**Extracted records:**
===============
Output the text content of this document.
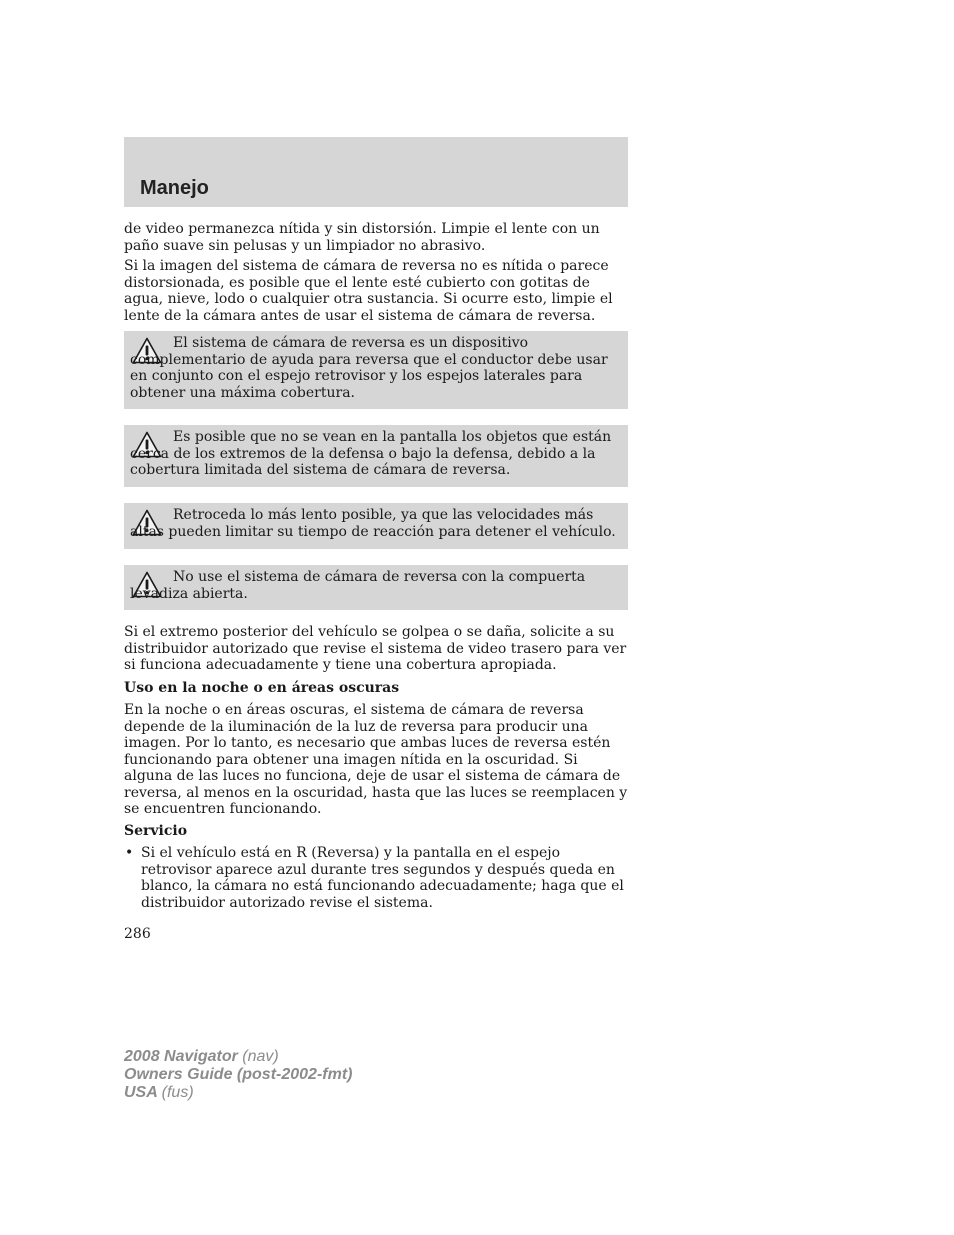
Manejo

de video permanezca nítida y sin distorsión. Limpie el lente con un paño suave sin pelusas y un limpiador no abrasivo.

Si la imagen del sistema de cámara de reversa no es nítida o parece distorsionada, es posible que el lente esté cubierto con gotitas de agua, nieve, lodo o cualquier otra sustancia. Si ocurre esto, limpie el lente de la cámara antes de usar el sistema de cámara de reversa.

El sistema de cámara de reversa es un dispositivo complementario de ayuda para reversa que el conductor debe usar en conjunto con el espejo retrovisor y los espejos laterales para obtener una máxima cobertura.

Es posible que no se vean en la pantalla los objetos que están cerca de los extremos de la defensa o bajo la defensa, debido a la cobertura limitada del sistema de cámara de reversa.

Retroceda lo más lento posible, ya que las velocidades más altas pueden limitar su tiempo de reacción para detener el vehículo.

No use el sistema de cámara de reversa con la compuerta levadiza abierta.

Si el extremo posterior del vehículo se golpea o se daña, solicite a su distribuidor autorizado que revise el sistema de video trasero para ver si funciona adecuadamente y tiene una cobertura apropiada.

Uso en la noche o en áreas oscuras

En la noche o en áreas oscuras, el sistema de cámara de reversa depende de la iluminación de la luz de reversa para producir una imagen. Por lo tanto, es necesario que ambas luces de reversa estén funcionando para obtener una imagen nítida en la oscuridad. Si alguna de las luces no funciona, deje de usar el sistema de cámara de reversa, al menos en la oscuridad, hasta que las luces se reemplacen y se encuentren funcionando.

Servicio

• Si el vehículo está en R (Reversa) y la pantalla en el espejo retrovisor aparece azul durante tres segundos y después queda en blanco, la cámara no está funcionando adecuadamente; haga que el distribuidor autorizado revise el sistema.
286
2008 Navigator (nav)
Owners Guide (post-2002-fmt)
USA (fus)
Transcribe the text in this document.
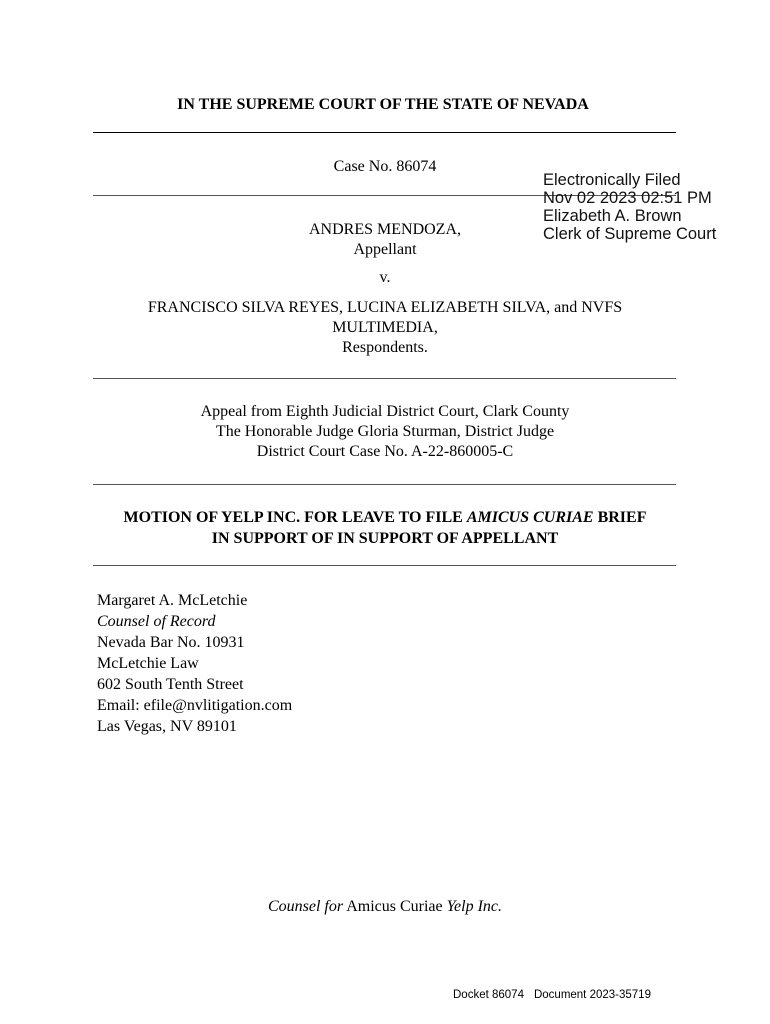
IN THE SUPREME COURT OF THE STATE OF NEVADA
Case No. 86074
Electronically Filed
Nov 02 2023 02:51 PM
Elizabeth A. Brown
Clerk of Supreme Court
ANDRES MENDOZA,
Appellant
v.
FRANCISCO SILVA REYES, LUCINA ELIZABETH SILVA, and NVFS
MULTIMEDIA,
Respondents.
Appeal from Eighth Judicial District Court, Clark County
The Honorable Judge Gloria Sturman, District Judge
District Court Case No. A-22-860005-C
MOTION OF YELP INC. FOR LEAVE TO FILE AMICUS CURIAE BRIEF
IN SUPPORT OF IN SUPPORT OF APPELLANT
Margaret A. McLetchie
Counsel of Record
Nevada Bar No. 10931
McLetchie Law
602 South Tenth Street
Email: efile@nvlitigation.com
Las Vegas, NV 89101
Counsel for Amicus Curiae Yelp Inc.
Docket 86074 Document 2023-35719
===============
**Your task:**
Exclude the pictures. Write out the remaining data exactly.

**Task output:**
Output the text content of this document.
Manejo

de video permanezca nítida y sin distorsión. Limpie el lente con un paño suave sin pelusas y un limpiador no abrasivo.

Si la imagen del sistema de cámara de reversa no es nítida o parece distorsionada, es posible que el lente esté cubierto con gotitas de agua, nieve, lodo o cualquier otra sustancia. Si ocurre esto, limpie el lente de la cámara antes de usar el sistema de cámara de reversa.

El sistema de cámara de reversa es un dispositivo complementario de ayuda para reversa que el conductor debe usar en conjunto con el espejo retrovisor y los espejos laterales para obtener una máxima cobertura.

Es posible que no se vean en la pantalla los objetos que están cerca de los extremos de la defensa o bajo la defensa, debido a la cobertura limitada del sistema de cámara de reversa.

Retroceda lo más lento posible, ya que las velocidades más altas pueden limitar su tiempo de reacción para detener el vehículo.

No use el sistema de cámara de reversa con la compuerta levadiza abierta.

Si el extremo posterior del vehículo se golpea o se daña, solicite a su distribuidor autorizado que revise el sistema de video trasero para ver si funciona adecuadamente y tiene una cobertura apropiada.

Uso en la noche o en áreas oscuras

En la noche o en áreas oscuras, el sistema de cámara de reversa depende de la iluminación de la luz de reversa para producir una imagen. Por lo tanto, es necesario que ambas luces de reversa estén funcionando para obtener una imagen nítida en la oscuridad. Si alguna de las luces no funciona, deje de usar el sistema de cámara de reversa, al menos en la oscuridad, hasta que las luces se reemplacen y se encuentren funcionando.

Servicio

• Si el vehículo está en R (Reversa) y la pantalla en el espejo retrovisor aparece azul durante tres segundos y después queda en blanco, la cámara no está funcionando adecuadamente; haga que el distribuidor autorizado revise el sistema.
286
2008 Navigator (nav)
Owners Guide (post-2002-fmt)
USA (fus)
Transcribe the text in this document.
IN THE SUPREME COURT OF THE STATE OF NEVADA
Case No. 86074
Electronically Filed
Nov 02 2023 02:51 PM
Elizabeth A. Brown
Clerk of Supreme Court
ANDRES MENDOZA,
Appellant
v.
FRANCISCO SILVA REYES, LUCINA ELIZABETH SILVA, and NVFS
MULTIMEDIA,
Respondents.
Appeal from Eighth Judicial District Court, Clark County
The Honorable Judge Gloria Sturman, District Judge
District Court Case No. A-22-860005-C
MOTION OF YELP INC. FOR LEAVE TO FILE AMICUS CURIAE BRIEF
IN SUPPORT OF IN SUPPORT OF APPELLANT
Margaret A. McLetchie
Counsel of Record
Nevada Bar No. 10931
McLetchie Law
602 South Tenth Street
Email: efile@nvlitigation.com
Las Vegas, NV 89101
Counsel for Amicus Curiae Yelp Inc.
Docket 86074 Document 2023-35719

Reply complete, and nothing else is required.